┌──

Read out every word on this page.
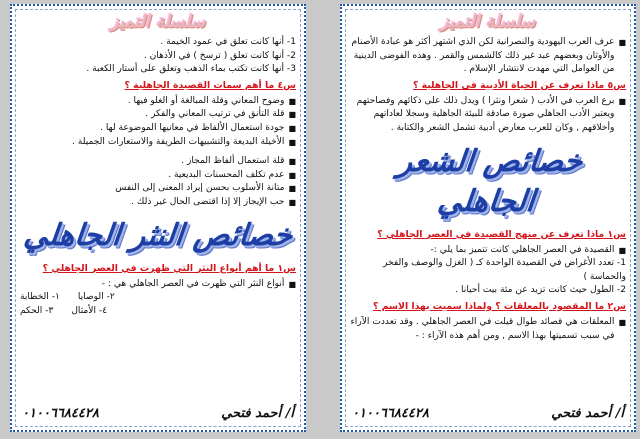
سلسلة التميز
1- أنها كانت تعلق في عمود الخيمة .
2- أنها كانت تعلق ( ترسخ ) في الأذهان .
3- أنها كانت تكتب بماء الذهب وتعلق على أستار الكعبة .
س٤ ما أهم سمات القصيدة الجاهلية ؟
■
وضوح المعاني وقلة المبالغة أو الغلو فيها .
■
قلة التأنق في ترتيب المعاني والفكر .
■
جودة استعمال الألفاظ في معانيها الموضوعة لها .
■
الأخيلة البديعة والتشبيهات الطريفة والاستعارات الجميلة .
■
قلة استعمال ألفاظ المجاز .
■
عدم تكلف المحسنات البديعية .
■
متانة الأسلوب بحسن إيراد المعنى إلى النفس
■
حب الإيجاز إلا إذا اقتضى الحال غير ذلك .
خصائص النثر الجاهلي
س١ ما أهم أنواع النثر التي ظهرت في العصر الجاهلي ؟
■
أنواع النثر التي ظهرت في العصر الجاهلي هي : -
١- الخطابة ٢- الوصايا
٣- الحكم ٤- الأمثال
٠١٠٠٦٦٨٤٤٢٨	أ/ أحمد فتحي
سلسلة التميز
■
عرف العرب اليهودية والنصرانية لكن الذي اشتهر أكثر هو عبادة الأصنام والأوثان وبعضهم عبد غير ذلك كالشمس والقمر . وهذه الفوضى الدينية من العوامل التي مهدت لانتشار الإسلام .
س٥ ماذا تعرف عن الحياة الأدبية في الجاهلية ؟
■
برع العرب في الأدب ( شعرا ونثرا ) ويدل ذلك على ذكائهم وفصاحتهم ويعتبر الأدب الجاهلي صورة صادقة للبيئة الجاهلية وسجلا لعاداتهم وأخلاقهم , وكان للعرب معارض أدبية تشمل الشعر والكتابة .
خصائص الشعر الجاهلي
س١ ماذا تعرف عن منهج القصيدة في العصر الجاهلي ؟
■
القصيدة في العصر الجاهلي كانت تتميز بما يلي :-
1- تعدد الأغراض في القصيدة الواحدة كـ ( الغزل والوصف والفخر والحماسة )
2- الطول حيث كانت تزيد عن مئة بيت أحيانا .
س٢ ما المقصود بالمعلقات ؟ ولماذا سميت بهذا الاسم ؟
■
المعلقات هي قصائد طوال قيلت في العصر الجاهلي . وقد تعددت الآراء في سبب تسميتها بهذا الاسم , ومن أهم هذه الآراء : -
٠١٠٠٦٦٨٤٤٢٨	أ/ أحمد فتحي
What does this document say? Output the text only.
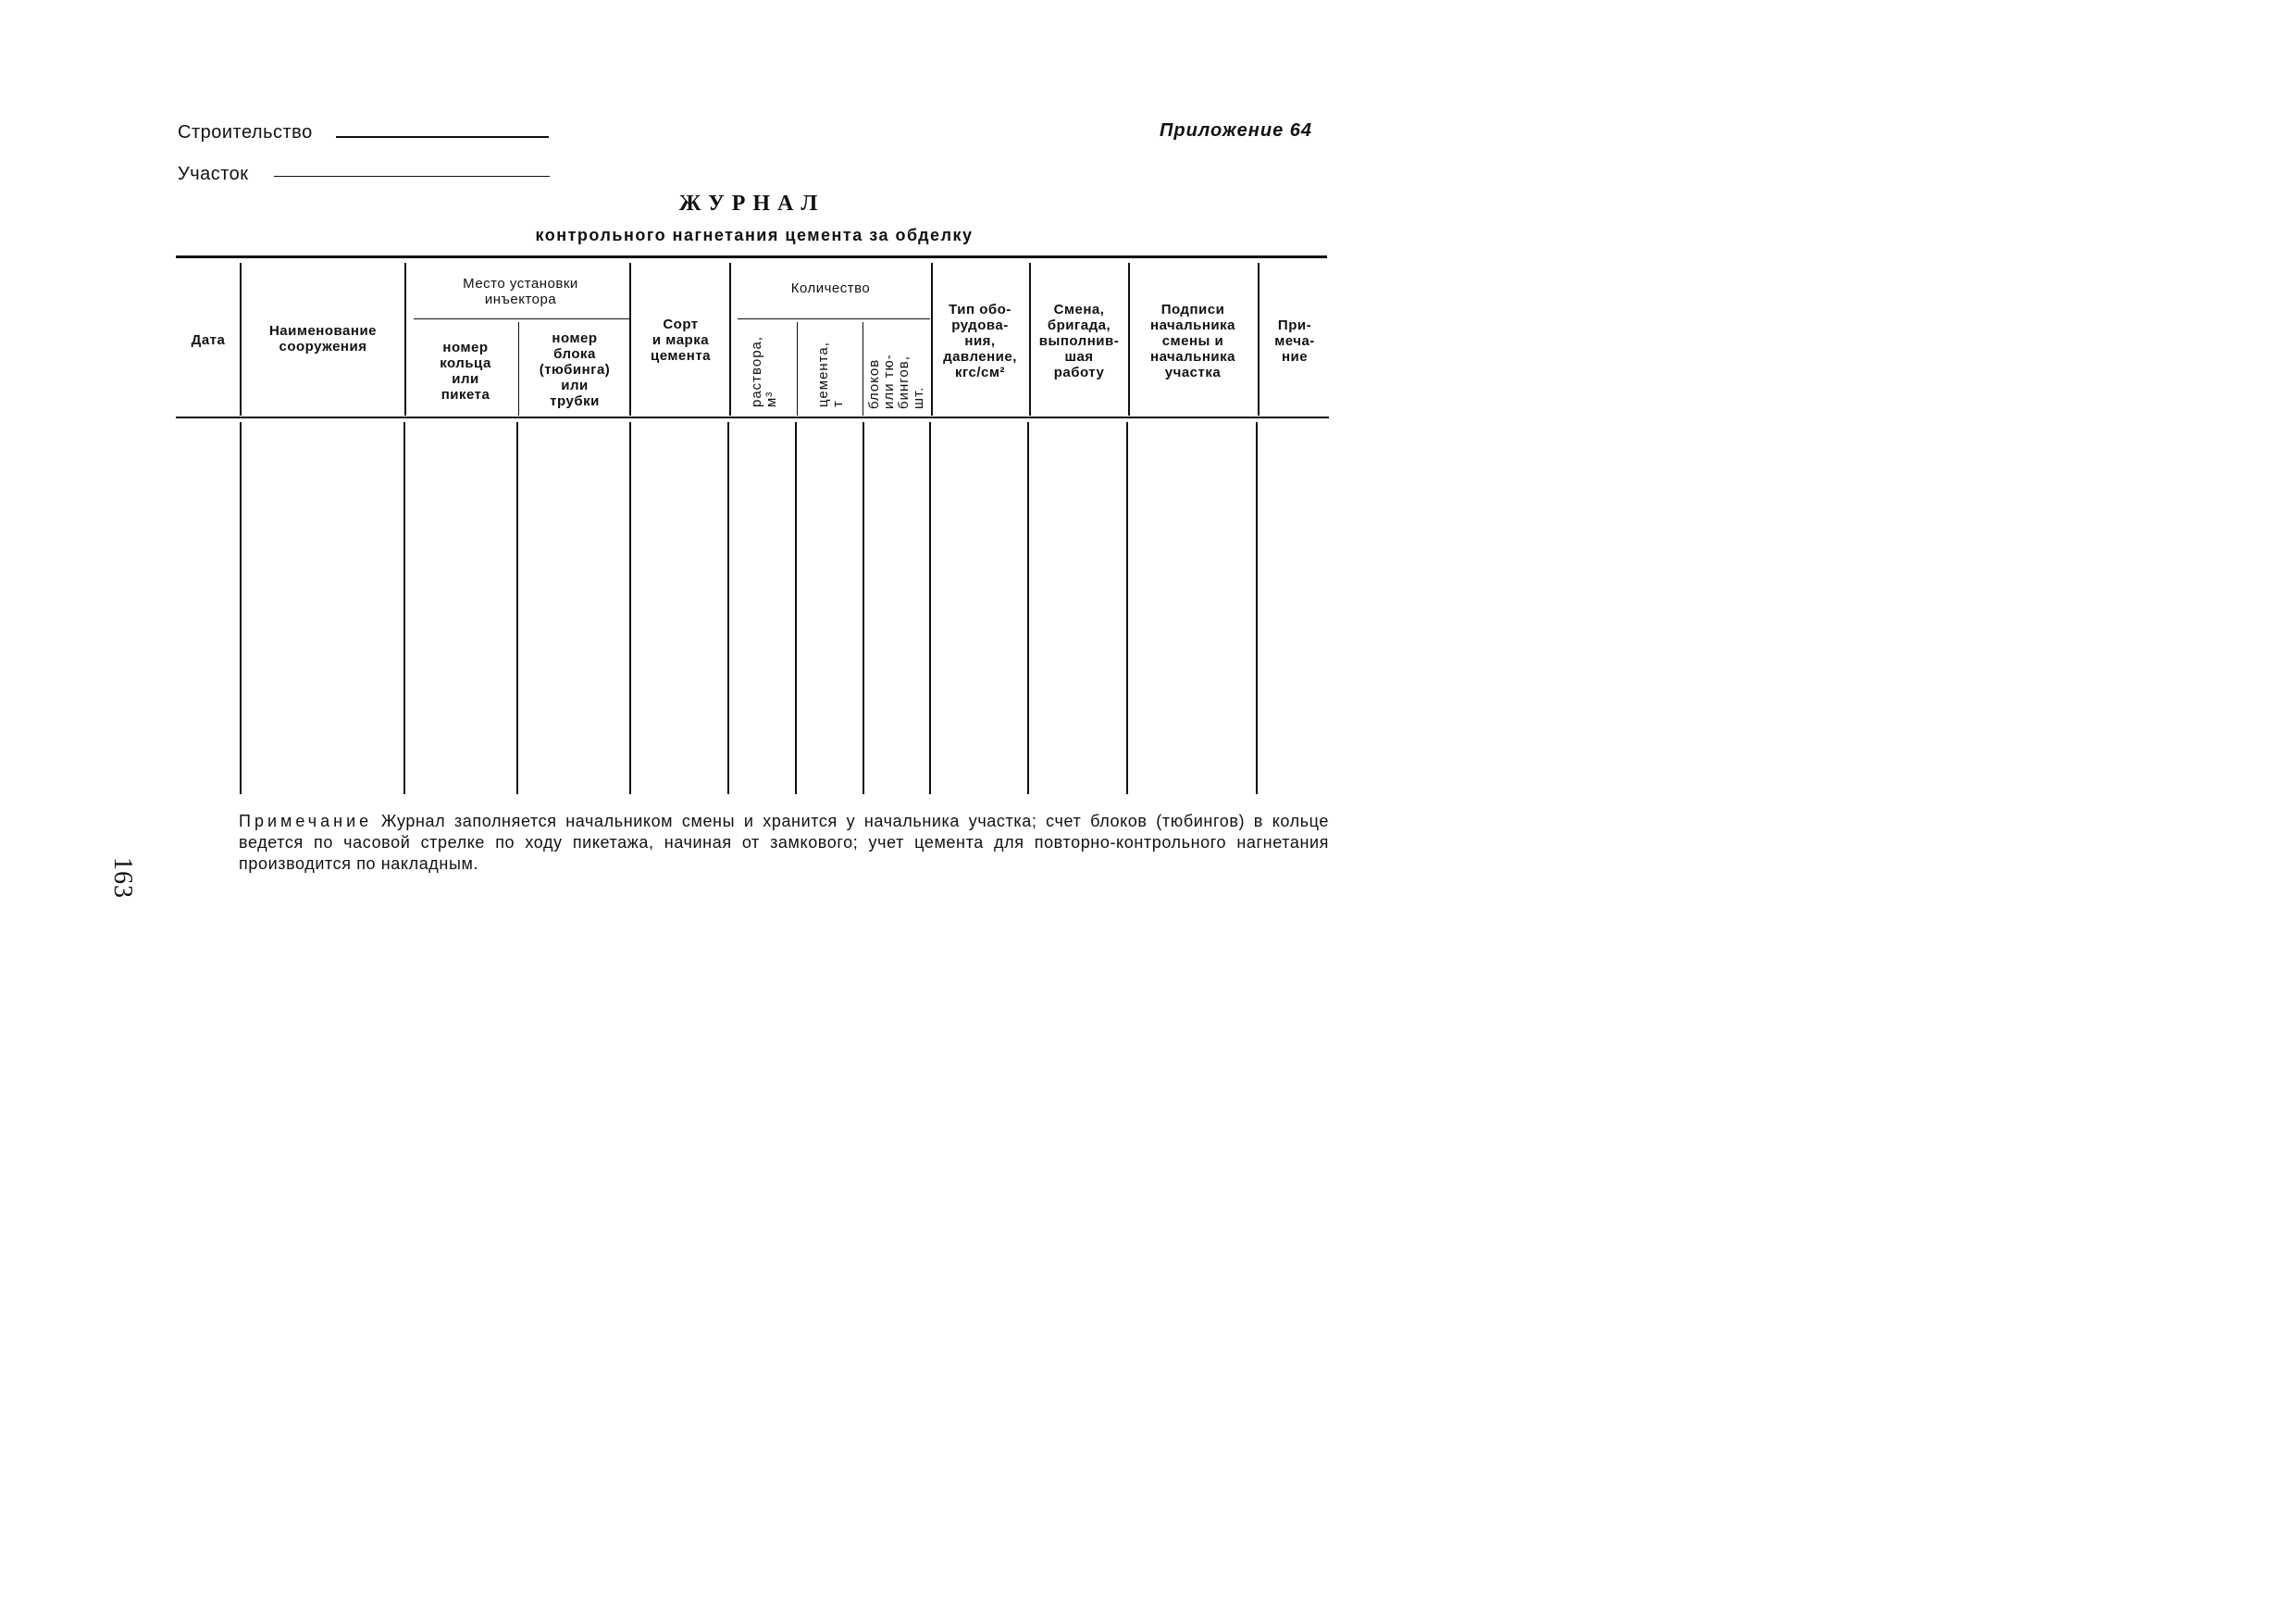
Строительство
Участок
Приложение 64
ЖУРНАЛ
контрольного нагнетания цемента за обделку
Дата
Наименование
сооружения
Место установки
инъектора
номер
кольца
или
пикета
номер
блока
(тюбинга)
или
трубки
Сорт
и марка
цемента
Количество
раствора,
м³	цемента,
т блоков
или тю-
бингов,
шт.
Тип обо-
рудова-
ния,
давление,
кгс/см²
Смена,
бригада,
выполнив-
шая
работу
Подписи
начальника
смены и
начальника
участка
При-
меча-
ние
Примечание Журнал заполняется начальником смены и хранится у начальника участка; счет блоков (тюбингов) в кольце ведется по часовой стрелке по ходу пикетажа, начиная от замкового; учет цемента для повторно-контрольного нагнетания производится по накладным.
163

└──

PROBLEM TO WORK ON.
Check each line of the data above for the word "العصر" and say how many lines contain it, giving nothing besides the number.

RIGHT ANSWER.
5